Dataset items
_ _ _ _

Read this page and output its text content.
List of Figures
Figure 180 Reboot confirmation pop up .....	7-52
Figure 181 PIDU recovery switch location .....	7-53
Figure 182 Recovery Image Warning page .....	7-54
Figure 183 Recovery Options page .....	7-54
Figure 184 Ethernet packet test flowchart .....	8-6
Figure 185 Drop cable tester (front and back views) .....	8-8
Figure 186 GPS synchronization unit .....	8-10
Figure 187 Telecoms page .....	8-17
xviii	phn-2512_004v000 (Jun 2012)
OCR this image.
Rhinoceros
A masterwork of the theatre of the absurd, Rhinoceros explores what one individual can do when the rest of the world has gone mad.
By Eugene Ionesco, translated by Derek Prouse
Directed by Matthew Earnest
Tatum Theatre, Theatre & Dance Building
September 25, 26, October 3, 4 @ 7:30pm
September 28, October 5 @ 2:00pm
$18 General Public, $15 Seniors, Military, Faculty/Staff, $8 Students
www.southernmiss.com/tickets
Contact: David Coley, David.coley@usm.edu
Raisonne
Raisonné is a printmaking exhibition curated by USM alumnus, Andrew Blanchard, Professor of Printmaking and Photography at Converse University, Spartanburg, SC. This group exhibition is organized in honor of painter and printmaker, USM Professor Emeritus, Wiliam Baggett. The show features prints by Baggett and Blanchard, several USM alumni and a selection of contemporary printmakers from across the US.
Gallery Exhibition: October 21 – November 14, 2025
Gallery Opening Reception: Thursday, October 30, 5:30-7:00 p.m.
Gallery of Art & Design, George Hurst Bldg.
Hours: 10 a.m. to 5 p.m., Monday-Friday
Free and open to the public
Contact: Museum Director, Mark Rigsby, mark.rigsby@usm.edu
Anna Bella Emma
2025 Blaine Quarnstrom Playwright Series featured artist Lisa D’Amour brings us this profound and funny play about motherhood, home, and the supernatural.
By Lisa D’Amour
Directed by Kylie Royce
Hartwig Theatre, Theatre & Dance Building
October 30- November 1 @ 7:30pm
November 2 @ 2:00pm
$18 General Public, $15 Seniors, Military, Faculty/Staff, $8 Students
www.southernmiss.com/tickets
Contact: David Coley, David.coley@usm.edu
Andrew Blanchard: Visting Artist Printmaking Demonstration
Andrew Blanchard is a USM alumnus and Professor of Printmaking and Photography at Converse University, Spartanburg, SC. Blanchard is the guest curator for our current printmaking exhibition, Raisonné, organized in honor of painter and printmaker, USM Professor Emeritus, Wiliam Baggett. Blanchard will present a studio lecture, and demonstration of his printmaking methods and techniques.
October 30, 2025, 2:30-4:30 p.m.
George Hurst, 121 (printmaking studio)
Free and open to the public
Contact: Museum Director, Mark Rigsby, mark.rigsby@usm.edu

_ _ _ _

▸ **WHAT IS ASKED**: Reply with nothing but the number of lines in the data above that contain "page".

▸ **CORRECT RESULT**: 4